(Collected data entries)

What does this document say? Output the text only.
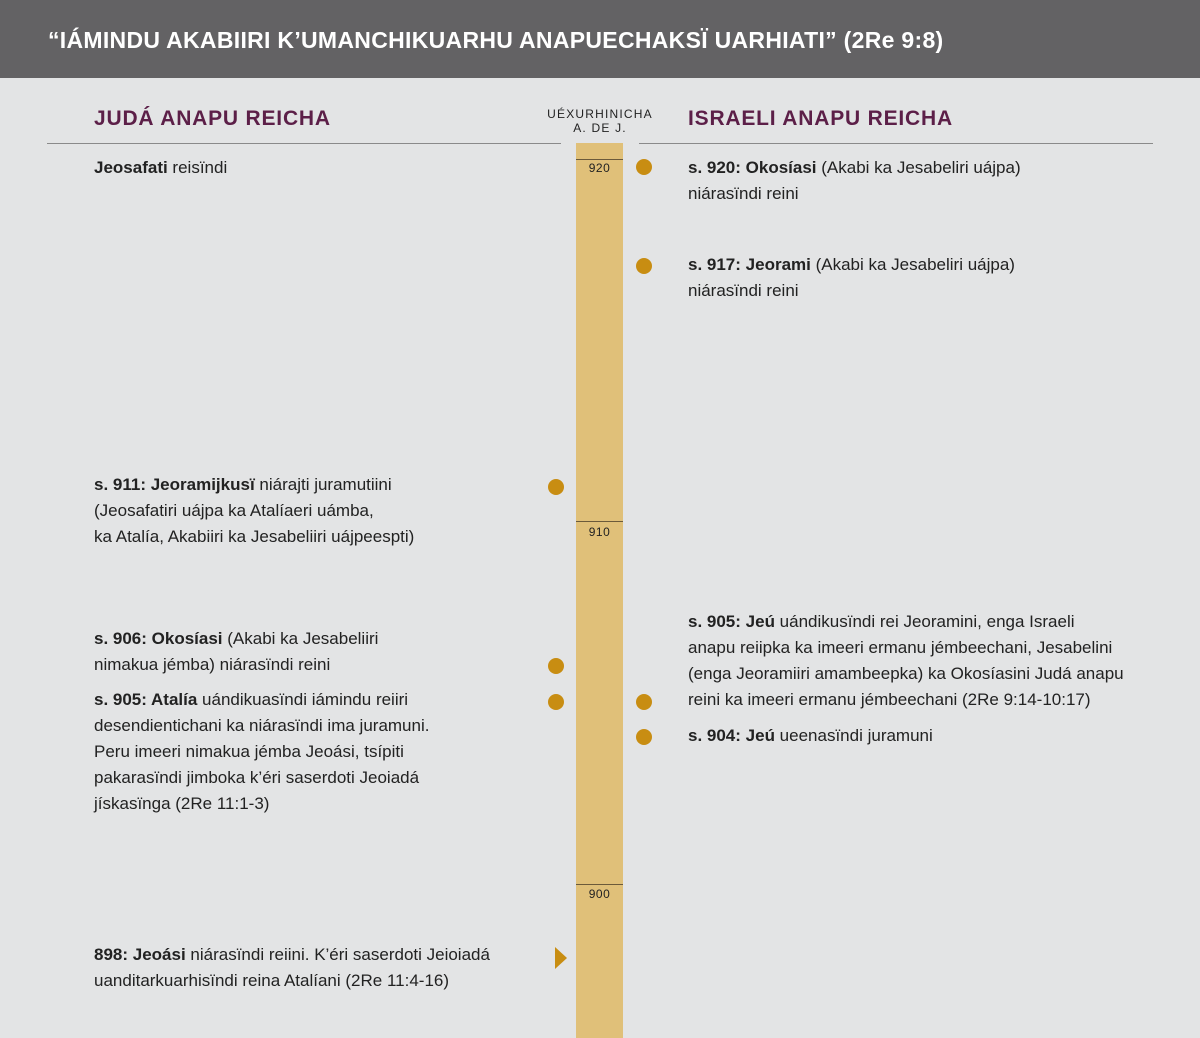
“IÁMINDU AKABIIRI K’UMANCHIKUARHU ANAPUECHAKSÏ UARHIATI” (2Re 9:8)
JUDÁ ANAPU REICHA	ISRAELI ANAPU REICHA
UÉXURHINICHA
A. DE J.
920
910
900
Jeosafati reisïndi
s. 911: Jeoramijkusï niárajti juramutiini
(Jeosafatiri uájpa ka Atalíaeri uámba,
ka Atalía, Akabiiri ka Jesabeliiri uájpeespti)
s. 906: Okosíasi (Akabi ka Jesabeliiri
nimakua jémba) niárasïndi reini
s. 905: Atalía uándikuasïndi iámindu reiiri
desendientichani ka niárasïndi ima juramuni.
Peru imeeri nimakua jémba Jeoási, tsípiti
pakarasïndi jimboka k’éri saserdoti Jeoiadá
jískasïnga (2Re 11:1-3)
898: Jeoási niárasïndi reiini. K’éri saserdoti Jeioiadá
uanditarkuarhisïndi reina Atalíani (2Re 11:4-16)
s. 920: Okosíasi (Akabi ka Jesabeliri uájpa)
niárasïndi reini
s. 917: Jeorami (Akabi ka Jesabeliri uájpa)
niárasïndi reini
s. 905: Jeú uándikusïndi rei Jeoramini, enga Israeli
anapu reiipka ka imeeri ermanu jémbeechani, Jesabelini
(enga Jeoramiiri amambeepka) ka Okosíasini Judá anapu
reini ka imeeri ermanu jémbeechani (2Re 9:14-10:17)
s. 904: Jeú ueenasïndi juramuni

* * *

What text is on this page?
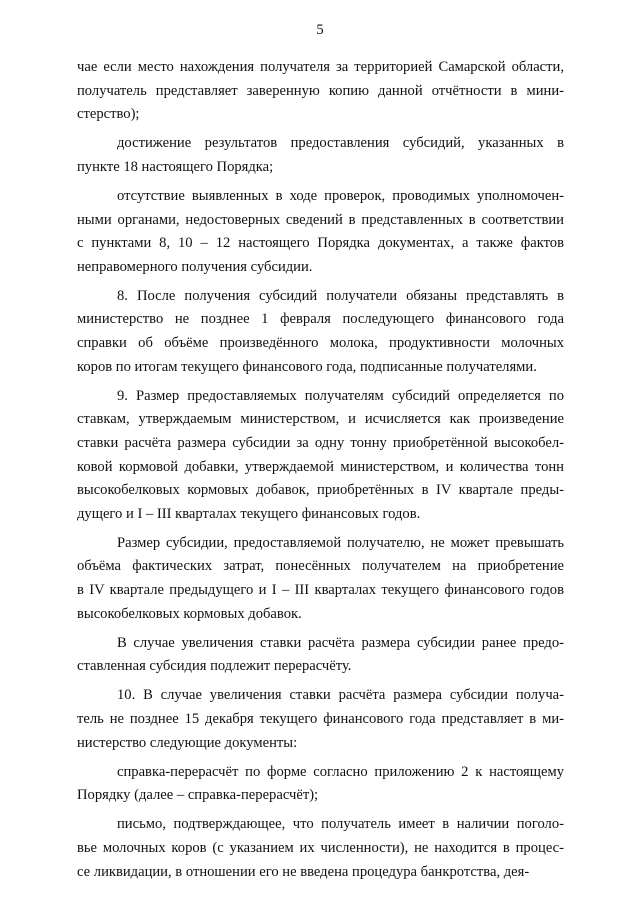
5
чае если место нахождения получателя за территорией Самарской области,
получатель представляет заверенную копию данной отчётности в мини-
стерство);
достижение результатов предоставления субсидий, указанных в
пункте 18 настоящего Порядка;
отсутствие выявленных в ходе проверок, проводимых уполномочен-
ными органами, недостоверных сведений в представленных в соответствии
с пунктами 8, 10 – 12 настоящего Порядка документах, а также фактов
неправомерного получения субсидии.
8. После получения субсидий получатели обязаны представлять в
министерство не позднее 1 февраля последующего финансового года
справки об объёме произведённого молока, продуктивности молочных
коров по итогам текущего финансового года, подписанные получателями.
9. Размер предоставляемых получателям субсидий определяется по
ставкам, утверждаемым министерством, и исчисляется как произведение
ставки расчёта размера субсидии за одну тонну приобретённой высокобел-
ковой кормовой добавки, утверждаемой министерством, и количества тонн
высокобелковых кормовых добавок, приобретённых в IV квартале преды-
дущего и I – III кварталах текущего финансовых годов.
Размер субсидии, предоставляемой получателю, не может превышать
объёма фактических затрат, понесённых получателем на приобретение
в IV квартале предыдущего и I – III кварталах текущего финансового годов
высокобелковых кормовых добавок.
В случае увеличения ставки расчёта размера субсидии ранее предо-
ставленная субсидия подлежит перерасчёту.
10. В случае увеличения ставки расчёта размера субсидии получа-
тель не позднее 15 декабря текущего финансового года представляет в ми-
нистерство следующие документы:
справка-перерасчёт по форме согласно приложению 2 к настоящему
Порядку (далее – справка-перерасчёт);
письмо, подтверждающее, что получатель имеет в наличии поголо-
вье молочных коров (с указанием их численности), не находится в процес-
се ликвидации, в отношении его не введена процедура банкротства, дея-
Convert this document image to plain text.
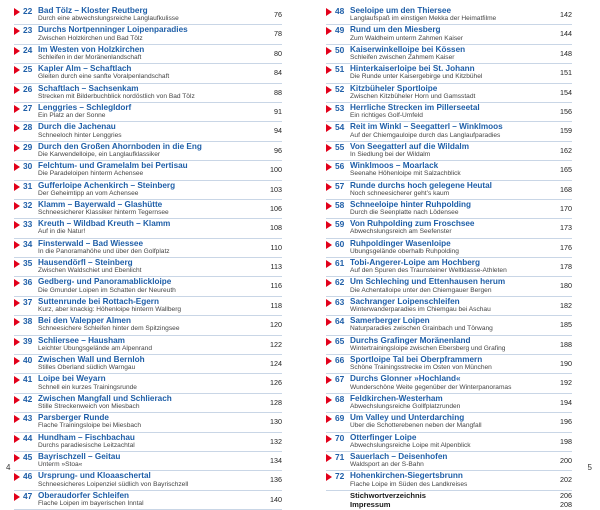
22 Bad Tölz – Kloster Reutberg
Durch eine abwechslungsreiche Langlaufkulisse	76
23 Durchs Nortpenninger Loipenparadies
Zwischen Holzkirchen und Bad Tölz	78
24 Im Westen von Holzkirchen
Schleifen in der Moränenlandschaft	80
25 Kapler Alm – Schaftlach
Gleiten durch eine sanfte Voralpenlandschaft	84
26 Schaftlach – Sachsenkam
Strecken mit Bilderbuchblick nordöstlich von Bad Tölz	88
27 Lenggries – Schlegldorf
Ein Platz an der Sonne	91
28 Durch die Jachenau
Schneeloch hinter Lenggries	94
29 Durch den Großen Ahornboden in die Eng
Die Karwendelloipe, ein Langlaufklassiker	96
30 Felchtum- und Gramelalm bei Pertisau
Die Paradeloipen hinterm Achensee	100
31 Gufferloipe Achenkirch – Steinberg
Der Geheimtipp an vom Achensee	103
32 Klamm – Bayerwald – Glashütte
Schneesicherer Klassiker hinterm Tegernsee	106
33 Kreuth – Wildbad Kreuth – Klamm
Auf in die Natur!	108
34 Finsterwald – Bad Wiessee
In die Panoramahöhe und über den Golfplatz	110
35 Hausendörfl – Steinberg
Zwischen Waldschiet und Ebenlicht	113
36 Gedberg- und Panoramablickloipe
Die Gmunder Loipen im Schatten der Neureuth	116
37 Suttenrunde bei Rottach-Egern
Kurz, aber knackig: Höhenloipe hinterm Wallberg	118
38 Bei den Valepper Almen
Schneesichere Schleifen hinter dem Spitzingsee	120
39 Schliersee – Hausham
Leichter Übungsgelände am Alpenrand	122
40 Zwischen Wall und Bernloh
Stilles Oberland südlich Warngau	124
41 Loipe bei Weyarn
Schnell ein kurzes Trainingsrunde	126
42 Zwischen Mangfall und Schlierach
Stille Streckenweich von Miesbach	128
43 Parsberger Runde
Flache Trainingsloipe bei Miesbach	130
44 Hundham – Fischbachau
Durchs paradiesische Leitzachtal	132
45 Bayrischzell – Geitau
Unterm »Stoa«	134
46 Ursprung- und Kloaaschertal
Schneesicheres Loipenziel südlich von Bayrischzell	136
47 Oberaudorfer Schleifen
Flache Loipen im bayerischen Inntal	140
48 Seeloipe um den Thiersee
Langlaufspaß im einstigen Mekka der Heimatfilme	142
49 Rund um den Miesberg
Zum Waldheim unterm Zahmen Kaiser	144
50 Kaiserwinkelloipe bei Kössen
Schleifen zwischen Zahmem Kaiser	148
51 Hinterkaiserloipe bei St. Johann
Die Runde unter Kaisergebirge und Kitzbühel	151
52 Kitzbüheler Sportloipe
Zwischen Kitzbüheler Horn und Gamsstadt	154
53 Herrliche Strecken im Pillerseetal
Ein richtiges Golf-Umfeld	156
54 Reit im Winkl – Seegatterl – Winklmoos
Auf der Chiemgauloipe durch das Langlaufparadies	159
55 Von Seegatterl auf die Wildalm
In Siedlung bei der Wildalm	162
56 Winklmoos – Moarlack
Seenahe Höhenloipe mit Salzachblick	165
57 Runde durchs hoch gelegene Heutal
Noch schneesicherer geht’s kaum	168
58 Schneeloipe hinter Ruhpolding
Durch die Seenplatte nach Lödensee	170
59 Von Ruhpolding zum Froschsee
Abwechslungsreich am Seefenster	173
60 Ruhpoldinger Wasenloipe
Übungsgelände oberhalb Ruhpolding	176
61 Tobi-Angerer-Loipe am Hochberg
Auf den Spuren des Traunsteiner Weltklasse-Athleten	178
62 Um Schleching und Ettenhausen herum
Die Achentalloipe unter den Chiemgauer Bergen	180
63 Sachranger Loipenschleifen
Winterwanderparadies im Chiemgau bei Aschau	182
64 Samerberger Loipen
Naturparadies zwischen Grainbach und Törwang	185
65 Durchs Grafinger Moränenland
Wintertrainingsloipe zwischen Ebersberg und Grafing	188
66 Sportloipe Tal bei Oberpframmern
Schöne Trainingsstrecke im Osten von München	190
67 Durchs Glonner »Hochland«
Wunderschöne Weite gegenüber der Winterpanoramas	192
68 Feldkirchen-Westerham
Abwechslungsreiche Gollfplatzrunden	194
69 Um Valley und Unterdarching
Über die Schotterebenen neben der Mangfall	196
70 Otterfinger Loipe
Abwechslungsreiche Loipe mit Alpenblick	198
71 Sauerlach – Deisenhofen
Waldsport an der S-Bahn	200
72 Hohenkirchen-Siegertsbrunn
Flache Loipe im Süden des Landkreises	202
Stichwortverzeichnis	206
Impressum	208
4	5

---

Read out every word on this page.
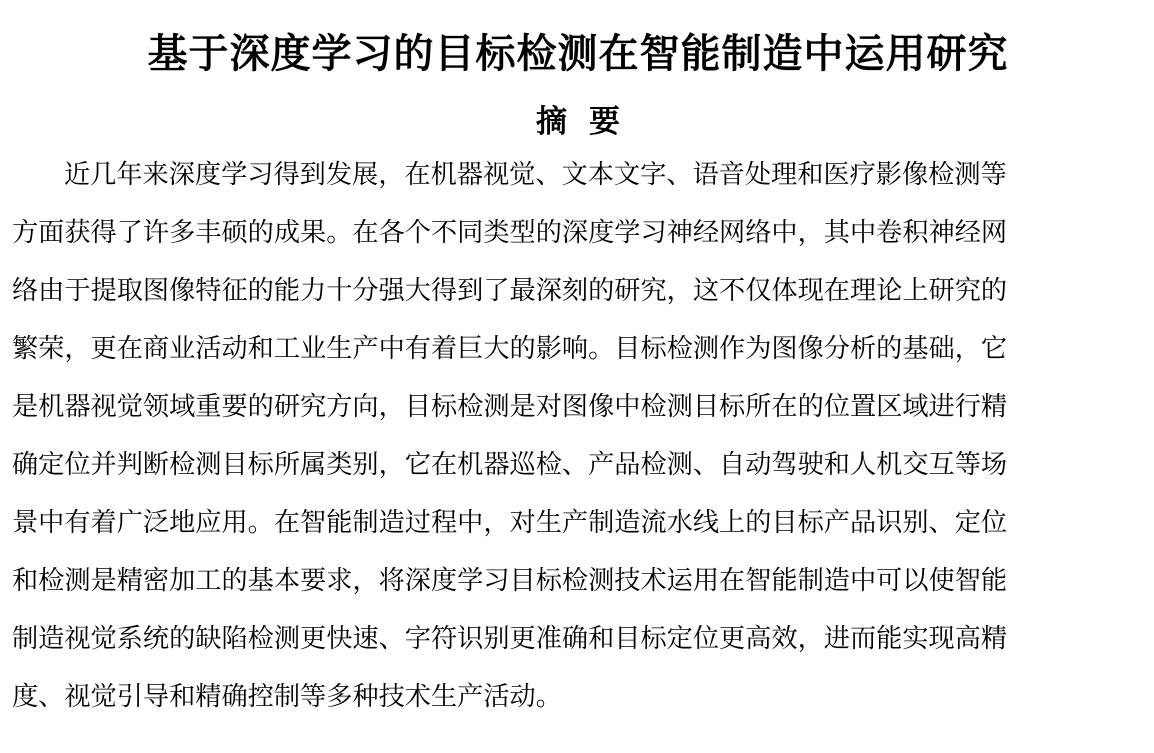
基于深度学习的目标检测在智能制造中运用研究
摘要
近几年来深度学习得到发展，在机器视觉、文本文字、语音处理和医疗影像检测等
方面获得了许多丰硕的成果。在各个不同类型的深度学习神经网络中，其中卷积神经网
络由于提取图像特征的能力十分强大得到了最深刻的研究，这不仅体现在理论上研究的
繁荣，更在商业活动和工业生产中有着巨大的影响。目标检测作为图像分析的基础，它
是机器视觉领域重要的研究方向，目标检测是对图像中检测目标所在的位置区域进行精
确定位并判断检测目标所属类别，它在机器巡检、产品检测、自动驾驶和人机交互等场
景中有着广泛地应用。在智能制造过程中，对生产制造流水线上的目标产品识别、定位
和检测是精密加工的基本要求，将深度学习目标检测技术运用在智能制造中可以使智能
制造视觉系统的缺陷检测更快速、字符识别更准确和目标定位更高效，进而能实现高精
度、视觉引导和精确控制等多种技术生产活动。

» PROBLEM TO SOLVE:
Find all lines with "Holzkirchen" in them and copy each one.

» SOLUTION TO THIS TASK:
Zwischen Holzkirchen und Bad Tölz	78
24 Im Westen von Holzkirchen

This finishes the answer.